- _Your instructions_
Whenever a line below holds the word "method", copy that line.
**** Material provided
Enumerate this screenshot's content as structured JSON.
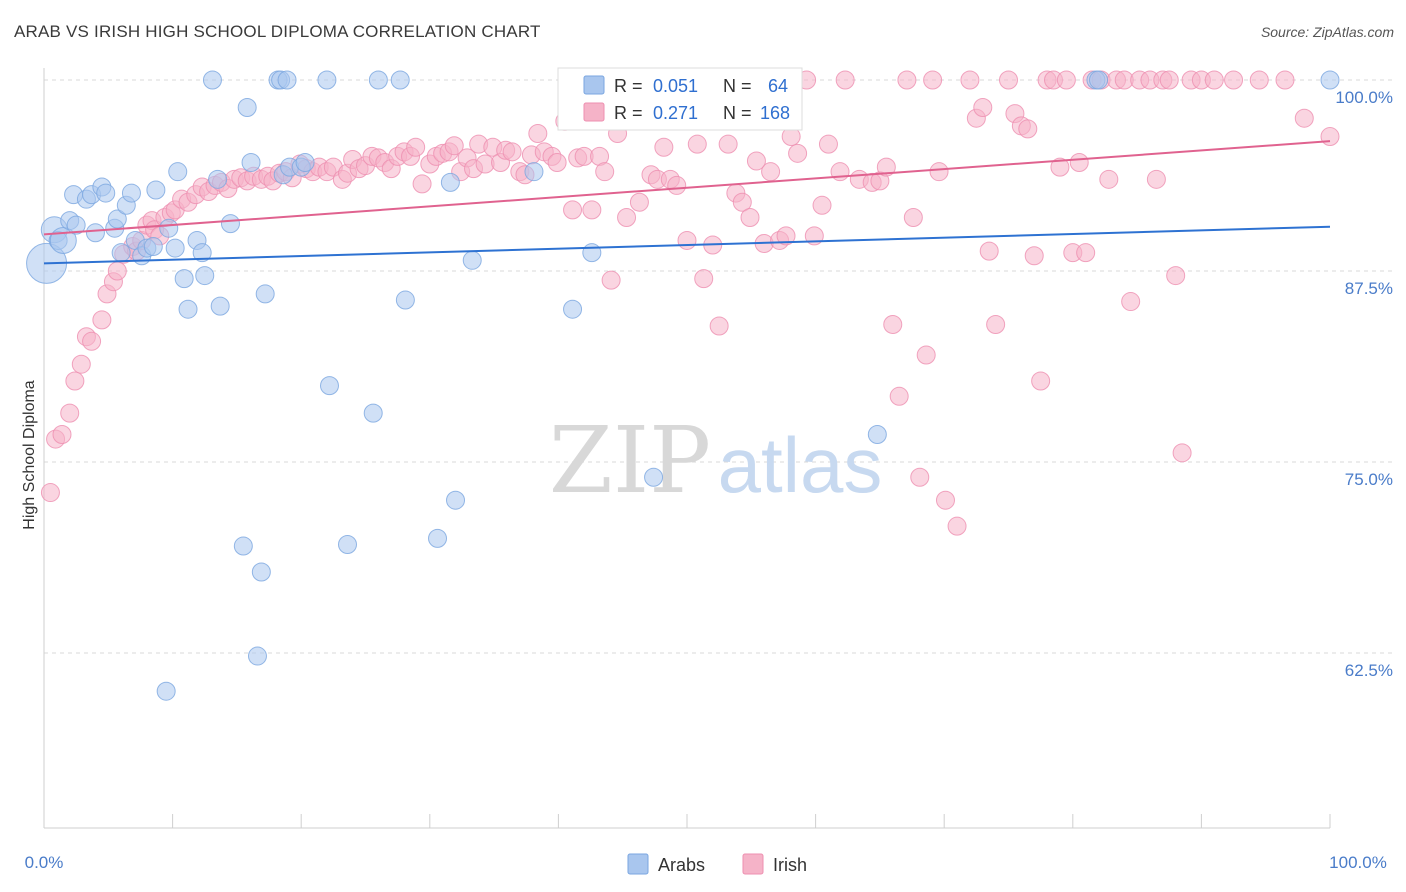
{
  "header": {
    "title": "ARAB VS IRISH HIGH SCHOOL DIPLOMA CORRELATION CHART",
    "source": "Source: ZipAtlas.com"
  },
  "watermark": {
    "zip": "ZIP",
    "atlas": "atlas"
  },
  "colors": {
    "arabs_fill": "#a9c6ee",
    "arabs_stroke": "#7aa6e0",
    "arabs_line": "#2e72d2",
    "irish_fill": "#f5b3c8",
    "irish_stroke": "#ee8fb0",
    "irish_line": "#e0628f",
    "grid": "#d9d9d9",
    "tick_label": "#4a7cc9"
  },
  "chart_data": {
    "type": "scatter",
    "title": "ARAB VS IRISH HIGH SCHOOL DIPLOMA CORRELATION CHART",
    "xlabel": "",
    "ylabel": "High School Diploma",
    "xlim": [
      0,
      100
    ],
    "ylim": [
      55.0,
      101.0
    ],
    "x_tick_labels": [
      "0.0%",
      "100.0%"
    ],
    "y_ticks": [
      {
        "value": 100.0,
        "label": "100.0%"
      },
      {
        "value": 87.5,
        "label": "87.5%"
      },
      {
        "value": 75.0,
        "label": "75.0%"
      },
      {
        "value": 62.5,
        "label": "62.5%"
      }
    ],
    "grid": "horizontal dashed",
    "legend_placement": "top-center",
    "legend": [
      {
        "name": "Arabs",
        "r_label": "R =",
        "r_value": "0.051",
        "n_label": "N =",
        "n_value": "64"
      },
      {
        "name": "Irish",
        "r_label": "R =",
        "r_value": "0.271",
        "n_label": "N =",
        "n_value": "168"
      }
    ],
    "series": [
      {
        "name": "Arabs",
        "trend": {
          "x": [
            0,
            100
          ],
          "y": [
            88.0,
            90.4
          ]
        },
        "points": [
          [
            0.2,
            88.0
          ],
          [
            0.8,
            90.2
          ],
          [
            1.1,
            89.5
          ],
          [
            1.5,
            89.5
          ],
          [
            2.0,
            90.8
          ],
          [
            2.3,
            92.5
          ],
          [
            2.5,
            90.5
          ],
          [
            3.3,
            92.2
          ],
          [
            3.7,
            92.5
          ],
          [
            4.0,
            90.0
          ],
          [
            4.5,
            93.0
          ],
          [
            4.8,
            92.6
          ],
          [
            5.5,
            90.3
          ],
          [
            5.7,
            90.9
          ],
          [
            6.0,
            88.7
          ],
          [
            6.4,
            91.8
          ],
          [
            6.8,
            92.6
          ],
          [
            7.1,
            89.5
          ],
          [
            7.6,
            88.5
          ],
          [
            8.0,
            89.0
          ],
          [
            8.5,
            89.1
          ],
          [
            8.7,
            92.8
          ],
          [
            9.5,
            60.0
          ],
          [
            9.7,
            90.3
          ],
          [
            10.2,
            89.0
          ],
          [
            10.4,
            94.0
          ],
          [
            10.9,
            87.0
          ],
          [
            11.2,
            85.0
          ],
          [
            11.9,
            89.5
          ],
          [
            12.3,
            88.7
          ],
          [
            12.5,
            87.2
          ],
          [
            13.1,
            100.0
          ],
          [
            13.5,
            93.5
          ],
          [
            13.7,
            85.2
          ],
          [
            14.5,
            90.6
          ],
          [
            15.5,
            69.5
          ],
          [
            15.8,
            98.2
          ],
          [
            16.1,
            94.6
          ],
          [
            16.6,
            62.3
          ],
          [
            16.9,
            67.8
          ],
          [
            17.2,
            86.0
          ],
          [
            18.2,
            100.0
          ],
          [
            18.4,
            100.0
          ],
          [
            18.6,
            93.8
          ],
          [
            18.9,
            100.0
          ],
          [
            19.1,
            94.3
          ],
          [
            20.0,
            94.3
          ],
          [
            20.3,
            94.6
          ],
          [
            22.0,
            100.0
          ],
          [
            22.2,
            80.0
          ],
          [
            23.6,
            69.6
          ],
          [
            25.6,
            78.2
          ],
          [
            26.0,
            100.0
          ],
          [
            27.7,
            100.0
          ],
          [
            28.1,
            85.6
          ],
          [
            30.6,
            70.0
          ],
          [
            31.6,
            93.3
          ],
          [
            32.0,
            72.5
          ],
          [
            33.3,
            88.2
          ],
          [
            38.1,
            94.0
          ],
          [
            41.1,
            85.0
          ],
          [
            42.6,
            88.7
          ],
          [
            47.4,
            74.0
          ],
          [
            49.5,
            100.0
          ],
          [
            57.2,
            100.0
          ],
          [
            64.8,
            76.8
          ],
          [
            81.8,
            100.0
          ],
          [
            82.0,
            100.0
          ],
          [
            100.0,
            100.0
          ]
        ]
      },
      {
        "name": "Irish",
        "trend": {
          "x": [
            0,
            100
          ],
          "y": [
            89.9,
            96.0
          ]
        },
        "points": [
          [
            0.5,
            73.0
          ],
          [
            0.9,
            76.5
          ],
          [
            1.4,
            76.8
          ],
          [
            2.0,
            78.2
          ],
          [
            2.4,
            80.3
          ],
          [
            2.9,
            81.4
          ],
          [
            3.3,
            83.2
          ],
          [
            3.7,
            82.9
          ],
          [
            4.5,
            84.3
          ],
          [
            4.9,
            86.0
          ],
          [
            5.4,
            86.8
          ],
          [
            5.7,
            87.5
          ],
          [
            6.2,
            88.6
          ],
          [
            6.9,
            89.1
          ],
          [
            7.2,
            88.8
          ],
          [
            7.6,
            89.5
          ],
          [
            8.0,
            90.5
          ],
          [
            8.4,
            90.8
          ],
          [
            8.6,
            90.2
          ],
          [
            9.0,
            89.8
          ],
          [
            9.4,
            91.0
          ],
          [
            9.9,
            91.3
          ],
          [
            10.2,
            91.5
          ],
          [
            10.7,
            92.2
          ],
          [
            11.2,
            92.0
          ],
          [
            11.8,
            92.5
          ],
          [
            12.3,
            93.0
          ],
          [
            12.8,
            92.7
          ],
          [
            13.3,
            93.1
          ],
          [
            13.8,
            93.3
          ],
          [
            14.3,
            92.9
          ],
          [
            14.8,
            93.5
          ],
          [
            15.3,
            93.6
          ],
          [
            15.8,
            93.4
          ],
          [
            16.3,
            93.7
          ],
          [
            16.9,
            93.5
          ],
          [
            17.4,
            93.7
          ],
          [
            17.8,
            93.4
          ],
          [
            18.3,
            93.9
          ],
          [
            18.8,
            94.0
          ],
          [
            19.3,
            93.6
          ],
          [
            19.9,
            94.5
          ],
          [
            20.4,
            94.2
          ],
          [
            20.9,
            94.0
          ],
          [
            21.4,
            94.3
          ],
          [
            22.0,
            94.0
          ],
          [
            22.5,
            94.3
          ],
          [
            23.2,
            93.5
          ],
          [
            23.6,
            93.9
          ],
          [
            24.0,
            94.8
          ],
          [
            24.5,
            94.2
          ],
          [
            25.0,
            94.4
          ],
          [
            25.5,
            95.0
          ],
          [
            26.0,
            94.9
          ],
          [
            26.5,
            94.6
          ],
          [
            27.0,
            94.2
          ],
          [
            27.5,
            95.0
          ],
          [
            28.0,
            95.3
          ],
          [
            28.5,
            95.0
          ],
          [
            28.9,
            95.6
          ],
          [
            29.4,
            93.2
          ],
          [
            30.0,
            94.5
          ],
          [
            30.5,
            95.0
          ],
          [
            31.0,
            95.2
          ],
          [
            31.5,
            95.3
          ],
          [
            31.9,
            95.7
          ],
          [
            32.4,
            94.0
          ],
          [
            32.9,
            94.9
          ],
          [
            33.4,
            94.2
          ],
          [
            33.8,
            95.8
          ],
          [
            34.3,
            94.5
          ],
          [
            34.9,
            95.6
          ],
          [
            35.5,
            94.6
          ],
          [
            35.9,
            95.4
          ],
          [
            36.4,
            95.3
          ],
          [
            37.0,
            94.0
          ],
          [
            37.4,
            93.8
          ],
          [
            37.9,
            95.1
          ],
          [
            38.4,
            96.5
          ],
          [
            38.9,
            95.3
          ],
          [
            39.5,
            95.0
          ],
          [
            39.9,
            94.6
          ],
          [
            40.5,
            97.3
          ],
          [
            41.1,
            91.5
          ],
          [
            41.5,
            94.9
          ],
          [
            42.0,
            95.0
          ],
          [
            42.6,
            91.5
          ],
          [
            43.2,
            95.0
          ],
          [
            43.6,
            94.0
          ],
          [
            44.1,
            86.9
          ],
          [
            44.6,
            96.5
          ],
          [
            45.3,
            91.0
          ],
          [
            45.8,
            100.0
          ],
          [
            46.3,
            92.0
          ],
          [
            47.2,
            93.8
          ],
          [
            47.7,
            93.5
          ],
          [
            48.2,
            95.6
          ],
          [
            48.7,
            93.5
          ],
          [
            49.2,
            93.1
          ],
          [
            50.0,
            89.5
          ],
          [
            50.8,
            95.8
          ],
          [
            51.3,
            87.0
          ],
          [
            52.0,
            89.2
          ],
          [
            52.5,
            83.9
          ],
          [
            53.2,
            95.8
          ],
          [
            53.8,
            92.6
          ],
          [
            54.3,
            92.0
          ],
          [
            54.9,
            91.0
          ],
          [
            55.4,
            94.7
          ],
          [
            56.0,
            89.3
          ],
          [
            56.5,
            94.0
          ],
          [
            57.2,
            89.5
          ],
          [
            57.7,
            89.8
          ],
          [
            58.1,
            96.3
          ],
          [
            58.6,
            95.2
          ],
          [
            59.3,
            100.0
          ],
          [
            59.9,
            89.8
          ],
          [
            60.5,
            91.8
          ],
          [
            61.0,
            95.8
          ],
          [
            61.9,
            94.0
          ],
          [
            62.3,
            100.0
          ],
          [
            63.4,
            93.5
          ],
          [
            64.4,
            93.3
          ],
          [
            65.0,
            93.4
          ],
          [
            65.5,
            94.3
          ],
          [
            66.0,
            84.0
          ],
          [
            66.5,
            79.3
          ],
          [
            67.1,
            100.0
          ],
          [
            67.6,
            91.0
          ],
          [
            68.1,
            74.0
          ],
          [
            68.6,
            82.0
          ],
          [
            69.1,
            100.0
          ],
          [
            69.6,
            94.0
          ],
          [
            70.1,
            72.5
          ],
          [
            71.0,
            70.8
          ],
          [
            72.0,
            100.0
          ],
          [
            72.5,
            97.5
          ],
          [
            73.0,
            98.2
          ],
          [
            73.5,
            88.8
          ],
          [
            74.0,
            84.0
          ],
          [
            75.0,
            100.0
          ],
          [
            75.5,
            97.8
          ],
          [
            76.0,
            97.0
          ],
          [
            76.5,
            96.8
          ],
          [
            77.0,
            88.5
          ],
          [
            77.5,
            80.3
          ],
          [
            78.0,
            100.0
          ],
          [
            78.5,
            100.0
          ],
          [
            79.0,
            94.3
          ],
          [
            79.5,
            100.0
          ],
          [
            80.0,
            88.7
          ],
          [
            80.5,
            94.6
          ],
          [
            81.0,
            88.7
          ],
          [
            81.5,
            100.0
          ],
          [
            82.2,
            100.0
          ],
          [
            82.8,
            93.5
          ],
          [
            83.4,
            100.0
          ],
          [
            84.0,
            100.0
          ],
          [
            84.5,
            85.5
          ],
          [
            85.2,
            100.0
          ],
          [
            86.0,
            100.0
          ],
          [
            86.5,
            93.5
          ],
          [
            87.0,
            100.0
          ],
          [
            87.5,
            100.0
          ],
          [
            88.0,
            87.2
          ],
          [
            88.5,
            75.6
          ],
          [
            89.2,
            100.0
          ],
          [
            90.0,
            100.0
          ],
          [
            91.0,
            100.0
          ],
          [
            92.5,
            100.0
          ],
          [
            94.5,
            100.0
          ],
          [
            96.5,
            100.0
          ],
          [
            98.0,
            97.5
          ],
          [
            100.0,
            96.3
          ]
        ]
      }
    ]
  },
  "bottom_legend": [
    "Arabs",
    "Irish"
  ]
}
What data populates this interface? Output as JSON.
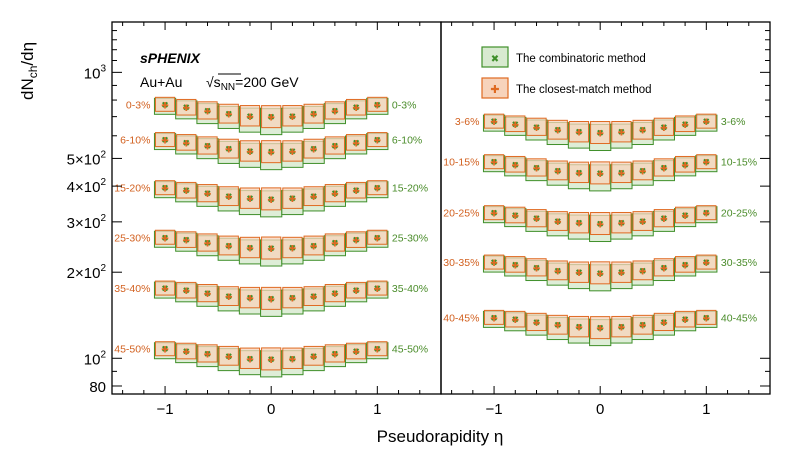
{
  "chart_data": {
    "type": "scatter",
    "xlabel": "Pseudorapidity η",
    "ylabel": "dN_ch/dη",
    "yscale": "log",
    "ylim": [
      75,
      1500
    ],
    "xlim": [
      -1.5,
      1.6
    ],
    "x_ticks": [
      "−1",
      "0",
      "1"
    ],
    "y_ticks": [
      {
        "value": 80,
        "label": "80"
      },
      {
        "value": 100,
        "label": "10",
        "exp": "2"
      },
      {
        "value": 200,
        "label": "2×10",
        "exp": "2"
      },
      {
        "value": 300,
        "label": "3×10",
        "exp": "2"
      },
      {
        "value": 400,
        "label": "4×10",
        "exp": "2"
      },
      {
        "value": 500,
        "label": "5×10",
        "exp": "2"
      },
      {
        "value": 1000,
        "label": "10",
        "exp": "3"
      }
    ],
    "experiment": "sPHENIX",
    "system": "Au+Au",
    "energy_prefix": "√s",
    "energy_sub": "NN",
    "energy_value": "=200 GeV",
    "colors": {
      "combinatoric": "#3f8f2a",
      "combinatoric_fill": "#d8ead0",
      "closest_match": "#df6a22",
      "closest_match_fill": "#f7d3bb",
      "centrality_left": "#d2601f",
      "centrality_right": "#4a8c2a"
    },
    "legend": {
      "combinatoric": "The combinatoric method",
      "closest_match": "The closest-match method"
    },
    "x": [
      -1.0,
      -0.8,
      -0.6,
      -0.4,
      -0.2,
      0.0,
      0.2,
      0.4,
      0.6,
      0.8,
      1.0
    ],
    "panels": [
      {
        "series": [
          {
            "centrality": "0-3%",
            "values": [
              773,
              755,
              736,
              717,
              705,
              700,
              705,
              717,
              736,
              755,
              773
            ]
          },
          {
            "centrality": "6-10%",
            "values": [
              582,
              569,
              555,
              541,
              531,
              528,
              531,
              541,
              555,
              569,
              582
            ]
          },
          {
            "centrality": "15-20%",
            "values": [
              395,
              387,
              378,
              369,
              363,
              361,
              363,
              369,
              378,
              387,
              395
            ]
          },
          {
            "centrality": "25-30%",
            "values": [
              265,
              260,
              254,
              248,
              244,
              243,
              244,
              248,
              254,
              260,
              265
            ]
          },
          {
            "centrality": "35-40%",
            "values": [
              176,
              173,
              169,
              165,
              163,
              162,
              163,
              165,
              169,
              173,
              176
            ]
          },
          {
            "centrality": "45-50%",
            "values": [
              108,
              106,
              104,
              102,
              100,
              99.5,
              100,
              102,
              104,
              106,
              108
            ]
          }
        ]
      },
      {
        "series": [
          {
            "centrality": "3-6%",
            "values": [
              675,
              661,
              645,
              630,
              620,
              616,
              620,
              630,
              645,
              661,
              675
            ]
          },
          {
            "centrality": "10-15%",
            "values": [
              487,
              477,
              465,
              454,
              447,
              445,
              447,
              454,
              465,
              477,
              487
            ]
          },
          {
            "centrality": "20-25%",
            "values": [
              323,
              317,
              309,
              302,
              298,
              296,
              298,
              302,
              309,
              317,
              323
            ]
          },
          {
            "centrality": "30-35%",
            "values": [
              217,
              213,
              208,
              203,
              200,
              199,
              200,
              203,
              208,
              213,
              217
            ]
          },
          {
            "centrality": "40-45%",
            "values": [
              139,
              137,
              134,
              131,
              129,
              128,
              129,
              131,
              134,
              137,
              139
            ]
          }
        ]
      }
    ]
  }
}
********
- _Expected answer_
      "combinatoric": "The combinatoric method",
      "closest_match": "The closest-match method"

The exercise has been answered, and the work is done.